#### EXERCISE GOAL:
Print every entry, word for word, and skip the images.

#### EXTRACTED DATA:
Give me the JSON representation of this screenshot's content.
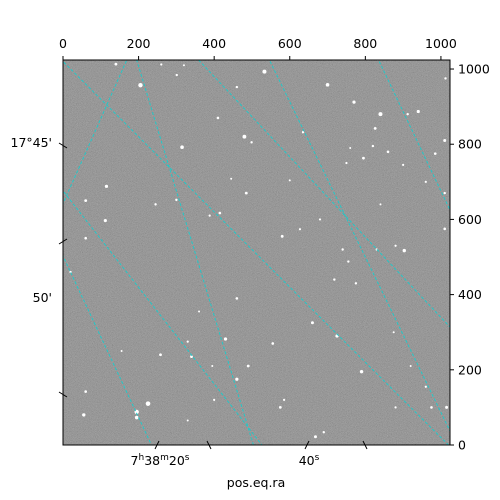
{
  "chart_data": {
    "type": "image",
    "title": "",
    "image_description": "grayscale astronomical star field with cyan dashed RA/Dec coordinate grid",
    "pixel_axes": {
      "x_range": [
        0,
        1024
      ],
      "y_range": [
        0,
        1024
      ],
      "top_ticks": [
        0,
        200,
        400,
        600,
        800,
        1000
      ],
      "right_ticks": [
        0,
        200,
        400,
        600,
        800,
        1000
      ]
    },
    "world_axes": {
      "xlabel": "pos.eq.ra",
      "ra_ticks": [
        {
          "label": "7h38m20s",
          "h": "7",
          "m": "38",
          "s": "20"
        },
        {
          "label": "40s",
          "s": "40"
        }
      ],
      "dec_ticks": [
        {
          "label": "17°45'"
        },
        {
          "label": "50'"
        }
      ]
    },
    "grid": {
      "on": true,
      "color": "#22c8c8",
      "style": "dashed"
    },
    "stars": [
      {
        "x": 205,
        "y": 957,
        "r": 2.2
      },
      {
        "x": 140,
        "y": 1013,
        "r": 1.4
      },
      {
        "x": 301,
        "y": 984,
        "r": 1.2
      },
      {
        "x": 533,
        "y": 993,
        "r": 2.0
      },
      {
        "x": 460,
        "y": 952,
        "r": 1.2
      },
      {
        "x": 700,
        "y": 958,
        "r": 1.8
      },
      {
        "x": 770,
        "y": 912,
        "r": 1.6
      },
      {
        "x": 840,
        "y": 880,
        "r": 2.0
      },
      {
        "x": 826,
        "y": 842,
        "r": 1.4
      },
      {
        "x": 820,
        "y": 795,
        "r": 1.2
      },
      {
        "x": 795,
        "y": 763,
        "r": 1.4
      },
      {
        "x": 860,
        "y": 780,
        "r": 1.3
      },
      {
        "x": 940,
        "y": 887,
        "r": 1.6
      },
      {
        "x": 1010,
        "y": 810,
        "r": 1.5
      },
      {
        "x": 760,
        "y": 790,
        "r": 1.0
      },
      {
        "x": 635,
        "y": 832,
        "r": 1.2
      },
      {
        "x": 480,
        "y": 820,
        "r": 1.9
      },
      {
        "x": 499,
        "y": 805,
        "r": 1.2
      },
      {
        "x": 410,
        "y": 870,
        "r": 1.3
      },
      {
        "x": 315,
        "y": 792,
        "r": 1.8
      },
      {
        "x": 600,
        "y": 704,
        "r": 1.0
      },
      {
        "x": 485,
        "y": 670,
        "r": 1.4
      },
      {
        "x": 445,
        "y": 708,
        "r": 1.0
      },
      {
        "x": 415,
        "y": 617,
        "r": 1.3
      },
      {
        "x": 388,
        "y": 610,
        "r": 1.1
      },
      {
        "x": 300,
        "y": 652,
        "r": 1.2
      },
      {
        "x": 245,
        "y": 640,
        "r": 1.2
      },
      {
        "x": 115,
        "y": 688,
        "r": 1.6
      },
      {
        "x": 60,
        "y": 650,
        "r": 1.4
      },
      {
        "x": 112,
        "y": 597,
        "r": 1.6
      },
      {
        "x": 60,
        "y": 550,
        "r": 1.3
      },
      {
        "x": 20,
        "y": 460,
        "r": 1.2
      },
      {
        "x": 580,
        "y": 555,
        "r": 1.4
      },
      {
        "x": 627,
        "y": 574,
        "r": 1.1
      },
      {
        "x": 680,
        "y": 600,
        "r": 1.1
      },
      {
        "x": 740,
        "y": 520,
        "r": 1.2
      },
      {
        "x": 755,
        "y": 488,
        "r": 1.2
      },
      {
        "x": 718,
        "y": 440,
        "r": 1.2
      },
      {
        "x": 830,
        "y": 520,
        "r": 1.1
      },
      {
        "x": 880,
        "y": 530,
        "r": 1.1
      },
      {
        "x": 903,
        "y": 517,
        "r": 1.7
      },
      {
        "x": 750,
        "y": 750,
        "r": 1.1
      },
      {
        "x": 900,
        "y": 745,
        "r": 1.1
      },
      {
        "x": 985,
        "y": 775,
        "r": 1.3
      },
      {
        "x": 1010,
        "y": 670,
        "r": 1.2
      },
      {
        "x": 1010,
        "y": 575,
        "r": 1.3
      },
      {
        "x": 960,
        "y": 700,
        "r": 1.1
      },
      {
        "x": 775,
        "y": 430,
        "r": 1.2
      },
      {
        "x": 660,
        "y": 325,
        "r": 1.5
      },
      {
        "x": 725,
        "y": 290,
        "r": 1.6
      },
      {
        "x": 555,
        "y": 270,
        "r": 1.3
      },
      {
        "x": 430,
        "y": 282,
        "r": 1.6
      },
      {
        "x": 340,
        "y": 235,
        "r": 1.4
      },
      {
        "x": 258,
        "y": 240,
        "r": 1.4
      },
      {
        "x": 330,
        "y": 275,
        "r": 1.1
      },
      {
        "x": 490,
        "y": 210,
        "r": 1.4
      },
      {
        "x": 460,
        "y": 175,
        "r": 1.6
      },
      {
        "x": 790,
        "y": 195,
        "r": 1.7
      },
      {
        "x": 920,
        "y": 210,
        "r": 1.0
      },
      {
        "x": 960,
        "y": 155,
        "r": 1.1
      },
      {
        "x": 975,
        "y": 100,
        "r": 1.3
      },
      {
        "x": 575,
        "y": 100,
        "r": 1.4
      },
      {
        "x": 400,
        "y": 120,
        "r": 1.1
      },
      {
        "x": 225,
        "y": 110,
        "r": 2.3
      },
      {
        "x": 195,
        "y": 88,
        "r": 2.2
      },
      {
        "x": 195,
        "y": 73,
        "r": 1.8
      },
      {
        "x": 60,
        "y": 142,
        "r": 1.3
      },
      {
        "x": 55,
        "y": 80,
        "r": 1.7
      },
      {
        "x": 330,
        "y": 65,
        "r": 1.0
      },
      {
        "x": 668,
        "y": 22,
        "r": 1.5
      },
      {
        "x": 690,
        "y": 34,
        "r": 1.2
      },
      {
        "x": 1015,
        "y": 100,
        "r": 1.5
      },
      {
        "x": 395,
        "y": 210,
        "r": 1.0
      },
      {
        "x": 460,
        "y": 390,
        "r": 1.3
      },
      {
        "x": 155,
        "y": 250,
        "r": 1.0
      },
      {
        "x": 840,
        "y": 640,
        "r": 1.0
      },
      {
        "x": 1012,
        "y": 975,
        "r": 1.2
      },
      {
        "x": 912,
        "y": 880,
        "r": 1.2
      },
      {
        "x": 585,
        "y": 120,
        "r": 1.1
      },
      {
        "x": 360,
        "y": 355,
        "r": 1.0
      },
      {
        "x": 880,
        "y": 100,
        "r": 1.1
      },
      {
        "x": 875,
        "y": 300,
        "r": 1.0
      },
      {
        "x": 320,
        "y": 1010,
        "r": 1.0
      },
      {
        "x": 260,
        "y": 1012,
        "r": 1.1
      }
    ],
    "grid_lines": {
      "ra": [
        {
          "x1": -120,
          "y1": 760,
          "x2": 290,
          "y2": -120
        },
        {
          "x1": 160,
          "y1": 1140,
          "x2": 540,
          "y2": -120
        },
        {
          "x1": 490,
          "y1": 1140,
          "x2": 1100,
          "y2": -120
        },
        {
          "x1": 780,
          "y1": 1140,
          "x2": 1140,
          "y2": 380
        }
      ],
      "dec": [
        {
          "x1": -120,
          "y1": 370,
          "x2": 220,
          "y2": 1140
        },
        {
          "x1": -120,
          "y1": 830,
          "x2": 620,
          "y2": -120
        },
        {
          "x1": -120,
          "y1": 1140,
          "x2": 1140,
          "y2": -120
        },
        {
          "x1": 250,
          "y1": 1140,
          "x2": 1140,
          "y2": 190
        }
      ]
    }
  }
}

#### CORRECT ANSWER:
Give me the JSON representation of this screenshot's content.
{
  "chart_data": {
    "type": "image",
    "title": "",
    "image_description": "grayscale astronomical star field with cyan dashed RA/Dec coordinate grid",
    "pixel_axes": {
      "x_range": [
        0,
        1024
      ],
      "y_range": [
        0,
        1024
      ],
      "top_ticks": [
        0,
        200,
        400,
        600,
        800,
        1000
      ],
      "right_ticks": [
        0,
        200,
        400,
        600,
        800,
        1000
      ]
    },
    "world_axes": {
      "xlabel": "pos.eq.ra",
      "ra_ticks": [
        {
          "label": "7h38m20s",
          "h": "7",
          "m": "38",
          "s": "20"
        },
        {
          "label": "40s",
          "s": "40"
        }
      ],
      "dec_ticks": [
        {
          "label": "17°45'"
        },
        {
          "label": "50'"
        }
      ]
    },
    "grid": {
      "on": true,
      "color": "#22c8c8",
      "style": "dashed"
    },
    "stars": [
      {
        "x": 205,
        "y": 957,
        "r": 2.2
      },
      {
        "x": 140,
        "y": 1013,
        "r": 1.4
      },
      {
        "x": 301,
        "y": 984,
        "r": 1.2
      },
      {
        "x": 533,
        "y": 993,
        "r": 2.0
      },
      {
        "x": 460,
        "y": 952,
        "r": 1.2
      },
      {
        "x": 700,
        "y": 958,
        "r": 1.8
      },
      {
        "x": 770,
        "y": 912,
        "r": 1.6
      },
      {
        "x": 840,
        "y": 880,
        "r": 2.0
      },
      {
        "x": 826,
        "y": 842,
        "r": 1.4
      },
      {
        "x": 820,
        "y": 795,
        "r": 1.2
      },
      {
        "x": 795,
        "y": 763,
        "r": 1.4
      },
      {
        "x": 860,
        "y": 780,
        "r": 1.3
      },
      {
        "x": 940,
        "y": 887,
        "r": 1.6
      },
      {
        "x": 1010,
        "y": 810,
        "r": 1.5
      },
      {
        "x": 760,
        "y": 790,
        "r": 1.0
      },
      {
        "x": 635,
        "y": 832,
        "r": 1.2
      },
      {
        "x": 480,
        "y": 820,
        "r": 1.9
      },
      {
        "x": 499,
        "y": 805,
        "r": 1.2
      },
      {
        "x": 410,
        "y": 870,
        "r": 1.3
      },
      {
        "x": 315,
        "y": 792,
        "r": 1.8
      },
      {
        "x": 600,
        "y": 704,
        "r": 1.0
      },
      {
        "x": 485,
        "y": 670,
        "r": 1.4
      },
      {
        "x": 445,
        "y": 708,
        "r": 1.0
      },
      {
        "x": 415,
        "y": 617,
        "r": 1.3
      },
      {
        "x": 388,
        "y": 610,
        "r": 1.1
      },
      {
        "x": 300,
        "y": 652,
        "r": 1.2
      },
      {
        "x": 245,
        "y": 640,
        "r": 1.2
      },
      {
        "x": 115,
        "y": 688,
        "r": 1.6
      },
      {
        "x": 60,
        "y": 650,
        "r": 1.4
      },
      {
        "x": 112,
        "y": 597,
        "r": 1.6
      },
      {
        "x": 60,
        "y": 550,
        "r": 1.3
      },
      {
        "x": 20,
        "y": 460,
        "r": 1.2
      },
      {
        "x": 580,
        "y": 555,
        "r": 1.4
      },
      {
        "x": 627,
        "y": 574,
        "r": 1.1
      },
      {
        "x": 680,
        "y": 600,
        "r": 1.1
      },
      {
        "x": 740,
        "y": 520,
        "r": 1.2
      },
      {
        "x": 755,
        "y": 488,
        "r": 1.2
      },
      {
        "x": 718,
        "y": 440,
        "r": 1.2
      },
      {
        "x": 830,
        "y": 520,
        "r": 1.1
      },
      {
        "x": 880,
        "y": 530,
        "r": 1.1
      },
      {
        "x": 903,
        "y": 517,
        "r": 1.7
      },
      {
        "x": 750,
        "y": 750,
        "r": 1.1
      },
      {
        "x": 900,
        "y": 745,
        "r": 1.1
      },
      {
        "x": 985,
        "y": 775,
        "r": 1.3
      },
      {
        "x": 1010,
        "y": 670,
        "r": 1.2
      },
      {
        "x": 1010,
        "y": 575,
        "r": 1.3
      },
      {
        "x": 960,
        "y": 700,
        "r": 1.1
      },
      {
        "x": 775,
        "y": 430,
        "r": 1.2
      },
      {
        "x": 660,
        "y": 325,
        "r": 1.5
      },
      {
        "x": 725,
        "y": 290,
        "r": 1.6
      },
      {
        "x": 555,
        "y": 270,
        "r": 1.3
      },
      {
        "x": 430,
        "y": 282,
        "r": 1.6
      },
      {
        "x": 340,
        "y": 235,
        "r": 1.4
      },
      {
        "x": 258,
        "y": 240,
        "r": 1.4
      },
      {
        "x": 330,
        "y": 275,
        "r": 1.1
      },
      {
        "x": 490,
        "y": 210,
        "r": 1.4
      },
      {
        "x": 460,
        "y": 175,
        "r": 1.6
      },
      {
        "x": 790,
        "y": 195,
        "r": 1.7
      },
      {
        "x": 920,
        "y": 210,
        "r": 1.0
      },
      {
        "x": 960,
        "y": 155,
        "r": 1.1
      },
      {
        "x": 975,
        "y": 100,
        "r": 1.3
      },
      {
        "x": 575,
        "y": 100,
        "r": 1.4
      },
      {
        "x": 400,
        "y": 120,
        "r": 1.1
      },
      {
        "x": 225,
        "y": 110,
        "r": 2.3
      },
      {
        "x": 195,
        "y": 88,
        "r": 2.2
      },
      {
        "x": 195,
        "y": 73,
        "r": 1.8
      },
      {
        "x": 60,
        "y": 142,
        "r": 1.3
      },
      {
        "x": 55,
        "y": 80,
        "r": 1.7
      },
      {
        "x": 330,
        "y": 65,
        "r": 1.0
      },
      {
        "x": 668,
        "y": 22,
        "r": 1.5
      },
      {
        "x": 690,
        "y": 34,
        "r": 1.2
      },
      {
        "x": 1015,
        "y": 100,
        "r": 1.5
      },
      {
        "x": 395,
        "y": 210,
        "r": 1.0
      },
      {
        "x": 460,
        "y": 390,
        "r": 1.3
      },
      {
        "x": 155,
        "y": 250,
        "r": 1.0
      },
      {
        "x": 840,
        "y": 640,
        "r": 1.0
      },
      {
        "x": 1012,
        "y": 975,
        "r": 1.2
      },
      {
        "x": 912,
        "y": 880,
        "r": 1.2
      },
      {
        "x": 585,
        "y": 120,
        "r": 1.1
      },
      {
        "x": 360,
        "y": 355,
        "r": 1.0
      },
      {
        "x": 880,
        "y": 100,
        "r": 1.1
      },
      {
        "x": 875,
        "y": 300,
        "r": 1.0
      },
      {
        "x": 320,
        "y": 1010,
        "r": 1.0
      },
      {
        "x": 260,
        "y": 1012,
        "r": 1.1
      }
    ],
    "grid_lines": {
      "ra": [
        {
          "x1": -120,
          "y1": 760,
          "x2": 290,
          "y2": -120
        },
        {
          "x1": 160,
          "y1": 1140,
          "x2": 540,
          "y2": -120
        },
        {
          "x1": 490,
          "y1": 1140,
          "x2": 1100,
          "y2": -120
        },
        {
          "x1": 780,
          "y1": 1140,
          "x2": 1140,
          "y2": 380
        }
      ],
      "dec": [
        {
          "x1": -120,
          "y1": 370,
          "x2": 220,
          "y2": 1140
        },
        {
          "x1": -120,
          "y1": 830,
          "x2": 620,
          "y2": -120
        },
        {
          "x1": -120,
          "y1": 1140,
          "x2": 1140,
          "y2": -120
        },
        {
          "x1": 250,
          "y1": 1140,
          "x2": 1140,
          "y2": 190
        }
      ]
    }
  }
}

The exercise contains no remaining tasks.